- OBJECTIVE -
State how many lines of the entries include the string "Guillaume", please, leaving out everything but the number.

........

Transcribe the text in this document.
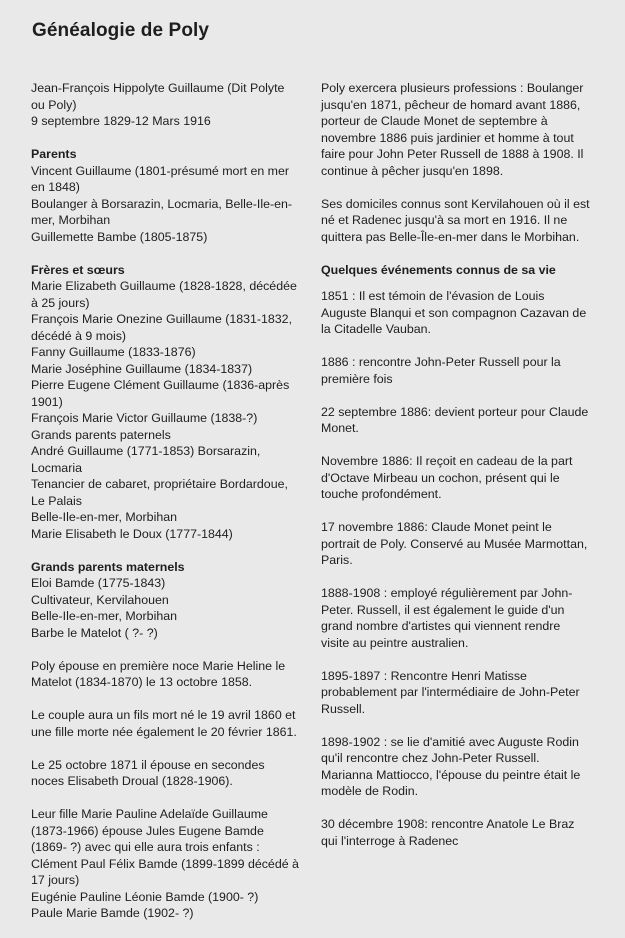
Généalogie de Poly
Jean-François Hippolyte Guillaume (Dit Polyte ou Poly)
9 septembre 1829-12 Mars 1916
Parents
Vincent Guillaume (1801-présumé mort en mer en 1848)
Boulanger à Borsarazin, Locmaria, Belle-Ile-en-mer, Morbihan
Guillemette Bambe (1805-1875)
Frères et sœurs
Marie Elizabeth Guillaume (1828-1828, décédée à 25 jours)
François Marie Onezine Guillaume (1831-1832, décédé à 9 mois)
Fanny Guillaume (1833-1876)
Marie Joséphine Guillaume (1834-1837)
Pierre Eugene Clément Guillaume (1836-après 1901)
François Marie Victor Guillaume (1838-?)
Grands parents paternels
André Guillaume (1771-1853) Borsarazin, Locmaria
Tenancier de cabaret, propriétaire Bordardoue, Le Palais
Belle-Ile-en-mer, Morbihan
Marie Elisabeth le Doux (1777-1844)
Grands parents maternels
Eloi Bamde (1775-1843)
Cultivateur, Kervilahouen
Belle-Ile-en-mer, Morbihan
Barbe le Matelot ( ?- ?)
Poly épouse en première noce Marie Heline le Matelot (1834-1870) le 13 octobre 1858.
Le couple aura un fils mort né le 19 avril 1860 et une fille morte née également le 20 février 1861.
Le 25 octobre 1871 il épouse en secondes noces Elisabeth Droual (1828-1906).
Leur fille Marie Pauline Adelaïde Guillaume (1873-1966) épouse Jules Eugene Bamde (1869- ?) avec qui elle aura trois enfants :
Clément Paul Félix Bamde (1899-1899 décédé à 17 jours)
Eugénie Pauline Léonie Bamde (1900- ?)
Paule Marie Bamde (1902- ?)
Poly exercera plusieurs professions : Boulanger jusqu'en 1871, pêcheur de homard avant 1886, porteur de Claude Monet de septembre à novembre 1886 puis jardinier et homme à tout faire pour John Peter Russell de 1888 à 1908. Il continue à pêcher jusqu'en 1898.
Ses domiciles connus sont Kervilahouen où il est né et Radenec jusqu'à sa mort en 1916. Il ne quittera pas Belle-Île-en-mer dans le Morbihan.
Quelques événements connus de sa vie
1851 : Il est témoin de l'évasion de Louis Auguste Blanqui et son compagnon Cazavan de la Citadelle Vauban.
1886 : rencontre John-Peter Russell pour la première fois
22 septembre 1886: devient porteur pour Claude Monet.
Novembre 1886: Il reçoit en cadeau de la part d'Octave Mirbeau un cochon, présent qui le touche profondément.
17 novembre 1886: Claude Monet peint le portrait de Poly. Conservé au Musée Marmottan, Paris.
1888-1908 : employé régulièrement par John-Peter. Russell, il est également le guide d'un grand nombre d'artistes qui viennent rendre visite au peintre australien.
1895-1897 : Rencontre Henri Matisse probablement par l'intermédiaire de John-Peter Russell.
1898-1902 : se lie d'amitié avec Auguste Rodin qu'il rencontre chez John-Peter Russell. Marianna Mattiocco, l'épouse du peintre était le modèle de Rodin.
30 décembre 1908: rencontre Anatole Le Braz qui l'interroge à Radenec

........

- WRITTEN RESPONSE -
10